▸ **Set problem**
Return the rows below exactly, from the first row through the one containing "Circle shape <box>220 78 240 98</box>".

Element and coordinate rows
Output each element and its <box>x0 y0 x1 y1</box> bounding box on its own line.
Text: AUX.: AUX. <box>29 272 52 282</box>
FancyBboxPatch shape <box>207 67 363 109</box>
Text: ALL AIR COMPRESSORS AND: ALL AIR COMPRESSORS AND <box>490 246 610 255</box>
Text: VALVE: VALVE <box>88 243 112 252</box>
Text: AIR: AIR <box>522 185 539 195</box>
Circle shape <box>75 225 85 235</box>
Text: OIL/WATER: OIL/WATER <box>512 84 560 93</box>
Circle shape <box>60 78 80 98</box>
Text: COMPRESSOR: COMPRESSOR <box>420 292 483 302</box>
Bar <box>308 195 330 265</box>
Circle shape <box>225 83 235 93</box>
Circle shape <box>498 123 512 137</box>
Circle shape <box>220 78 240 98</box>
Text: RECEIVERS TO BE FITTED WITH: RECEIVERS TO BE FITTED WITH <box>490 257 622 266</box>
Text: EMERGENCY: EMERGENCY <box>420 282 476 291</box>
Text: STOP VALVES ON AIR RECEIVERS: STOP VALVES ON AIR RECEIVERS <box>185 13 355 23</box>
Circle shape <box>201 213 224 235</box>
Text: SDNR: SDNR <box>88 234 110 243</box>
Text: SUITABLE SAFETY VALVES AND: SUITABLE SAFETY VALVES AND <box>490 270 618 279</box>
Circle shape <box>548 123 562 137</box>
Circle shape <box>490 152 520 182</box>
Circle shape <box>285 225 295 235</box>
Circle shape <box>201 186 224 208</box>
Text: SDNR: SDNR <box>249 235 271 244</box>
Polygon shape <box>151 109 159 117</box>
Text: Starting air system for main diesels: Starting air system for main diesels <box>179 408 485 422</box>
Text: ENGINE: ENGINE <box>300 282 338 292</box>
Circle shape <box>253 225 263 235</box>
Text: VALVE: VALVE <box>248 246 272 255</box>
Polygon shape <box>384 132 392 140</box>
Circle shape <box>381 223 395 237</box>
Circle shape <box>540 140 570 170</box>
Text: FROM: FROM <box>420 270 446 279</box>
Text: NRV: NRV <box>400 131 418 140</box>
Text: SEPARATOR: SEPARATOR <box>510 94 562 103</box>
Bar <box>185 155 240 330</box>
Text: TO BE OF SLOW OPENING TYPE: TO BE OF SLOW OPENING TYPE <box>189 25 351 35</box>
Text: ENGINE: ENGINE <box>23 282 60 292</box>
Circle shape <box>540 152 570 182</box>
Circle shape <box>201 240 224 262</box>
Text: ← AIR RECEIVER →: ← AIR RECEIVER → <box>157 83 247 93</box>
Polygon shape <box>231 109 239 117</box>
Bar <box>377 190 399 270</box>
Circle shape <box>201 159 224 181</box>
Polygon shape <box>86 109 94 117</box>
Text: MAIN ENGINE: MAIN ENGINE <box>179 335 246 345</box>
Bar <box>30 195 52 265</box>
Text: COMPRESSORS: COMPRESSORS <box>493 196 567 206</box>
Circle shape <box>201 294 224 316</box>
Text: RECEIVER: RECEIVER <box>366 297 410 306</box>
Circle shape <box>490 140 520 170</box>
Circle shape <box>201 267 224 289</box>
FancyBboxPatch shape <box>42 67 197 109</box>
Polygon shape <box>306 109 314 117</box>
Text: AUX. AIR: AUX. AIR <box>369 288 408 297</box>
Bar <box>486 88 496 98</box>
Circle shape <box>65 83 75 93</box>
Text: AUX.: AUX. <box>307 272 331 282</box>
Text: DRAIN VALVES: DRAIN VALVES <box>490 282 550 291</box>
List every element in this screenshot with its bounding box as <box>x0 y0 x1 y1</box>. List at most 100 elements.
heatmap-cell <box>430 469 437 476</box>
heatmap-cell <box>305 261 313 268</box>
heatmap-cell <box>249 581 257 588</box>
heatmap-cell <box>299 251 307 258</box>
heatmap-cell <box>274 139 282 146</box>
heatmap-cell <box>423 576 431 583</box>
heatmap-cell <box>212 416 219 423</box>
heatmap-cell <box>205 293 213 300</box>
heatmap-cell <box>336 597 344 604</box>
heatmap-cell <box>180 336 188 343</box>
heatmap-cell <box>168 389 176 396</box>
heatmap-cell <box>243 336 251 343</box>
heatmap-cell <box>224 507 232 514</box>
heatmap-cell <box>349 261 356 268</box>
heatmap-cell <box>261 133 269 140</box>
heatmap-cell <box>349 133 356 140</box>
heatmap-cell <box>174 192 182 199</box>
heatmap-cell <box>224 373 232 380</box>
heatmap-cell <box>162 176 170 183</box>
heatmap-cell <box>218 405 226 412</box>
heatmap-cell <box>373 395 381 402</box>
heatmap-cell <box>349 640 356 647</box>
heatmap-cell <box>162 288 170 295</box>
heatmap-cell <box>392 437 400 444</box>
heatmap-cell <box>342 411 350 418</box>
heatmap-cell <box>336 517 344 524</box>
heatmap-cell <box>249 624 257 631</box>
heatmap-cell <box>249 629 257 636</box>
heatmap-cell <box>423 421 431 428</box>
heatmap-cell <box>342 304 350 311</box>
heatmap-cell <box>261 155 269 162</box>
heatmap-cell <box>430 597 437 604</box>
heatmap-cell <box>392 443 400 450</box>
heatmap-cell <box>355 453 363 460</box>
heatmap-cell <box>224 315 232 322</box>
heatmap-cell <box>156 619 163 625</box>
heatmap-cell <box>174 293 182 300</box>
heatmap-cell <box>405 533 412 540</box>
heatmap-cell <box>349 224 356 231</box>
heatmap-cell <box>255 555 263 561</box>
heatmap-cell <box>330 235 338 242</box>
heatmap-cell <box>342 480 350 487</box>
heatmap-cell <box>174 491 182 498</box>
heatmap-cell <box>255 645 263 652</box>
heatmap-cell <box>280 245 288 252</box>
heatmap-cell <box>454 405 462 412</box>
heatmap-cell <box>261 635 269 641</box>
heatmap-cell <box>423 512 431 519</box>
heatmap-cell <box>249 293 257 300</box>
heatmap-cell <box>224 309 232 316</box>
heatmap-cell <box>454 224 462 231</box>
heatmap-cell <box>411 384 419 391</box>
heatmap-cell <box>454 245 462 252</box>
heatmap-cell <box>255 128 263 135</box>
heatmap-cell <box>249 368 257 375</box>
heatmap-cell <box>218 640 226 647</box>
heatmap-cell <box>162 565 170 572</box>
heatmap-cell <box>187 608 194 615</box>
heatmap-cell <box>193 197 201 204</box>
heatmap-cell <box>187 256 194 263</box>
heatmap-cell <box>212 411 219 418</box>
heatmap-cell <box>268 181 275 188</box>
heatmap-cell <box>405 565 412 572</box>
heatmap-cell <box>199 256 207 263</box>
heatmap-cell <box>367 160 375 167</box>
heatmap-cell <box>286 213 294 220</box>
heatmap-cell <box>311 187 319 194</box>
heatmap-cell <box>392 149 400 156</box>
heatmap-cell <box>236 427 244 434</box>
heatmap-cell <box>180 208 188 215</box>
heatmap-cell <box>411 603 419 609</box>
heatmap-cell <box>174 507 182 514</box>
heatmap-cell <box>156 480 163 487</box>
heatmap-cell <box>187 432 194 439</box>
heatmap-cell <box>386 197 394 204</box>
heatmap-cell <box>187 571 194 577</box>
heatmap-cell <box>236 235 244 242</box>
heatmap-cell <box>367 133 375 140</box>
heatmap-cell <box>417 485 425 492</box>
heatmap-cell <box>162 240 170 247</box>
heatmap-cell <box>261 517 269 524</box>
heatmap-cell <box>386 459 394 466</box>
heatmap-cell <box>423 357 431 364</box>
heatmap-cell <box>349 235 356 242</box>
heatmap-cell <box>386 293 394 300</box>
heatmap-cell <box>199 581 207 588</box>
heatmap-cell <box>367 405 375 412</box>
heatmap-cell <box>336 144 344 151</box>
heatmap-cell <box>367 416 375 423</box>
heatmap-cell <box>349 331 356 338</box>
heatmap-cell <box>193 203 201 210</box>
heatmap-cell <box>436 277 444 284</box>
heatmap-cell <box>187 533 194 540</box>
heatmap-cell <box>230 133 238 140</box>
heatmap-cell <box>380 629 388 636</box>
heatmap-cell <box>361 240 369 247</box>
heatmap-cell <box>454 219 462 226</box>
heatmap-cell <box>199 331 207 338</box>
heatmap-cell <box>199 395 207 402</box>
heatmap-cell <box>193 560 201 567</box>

▸ **Written answer**
Output each element and its <box>x0 y0 x1 y1</box> bounding box on its own line.
Text: AUX.: AUX. <box>29 272 52 282</box>
FancyBboxPatch shape <box>207 67 363 109</box>
Text: ALL AIR COMPRESSORS AND: ALL AIR COMPRESSORS AND <box>490 246 610 255</box>
Text: VALVE: VALVE <box>88 243 112 252</box>
Text: AIR: AIR <box>522 185 539 195</box>
Circle shape <box>75 225 85 235</box>
Text: OIL/WATER: OIL/WATER <box>512 84 560 93</box>
Circle shape <box>60 78 80 98</box>
Text: COMPRESSOR: COMPRESSOR <box>420 292 483 302</box>
Bar <box>308 195 330 265</box>
Circle shape <box>225 83 235 93</box>
Circle shape <box>498 123 512 137</box>
Circle shape <box>220 78 240 98</box>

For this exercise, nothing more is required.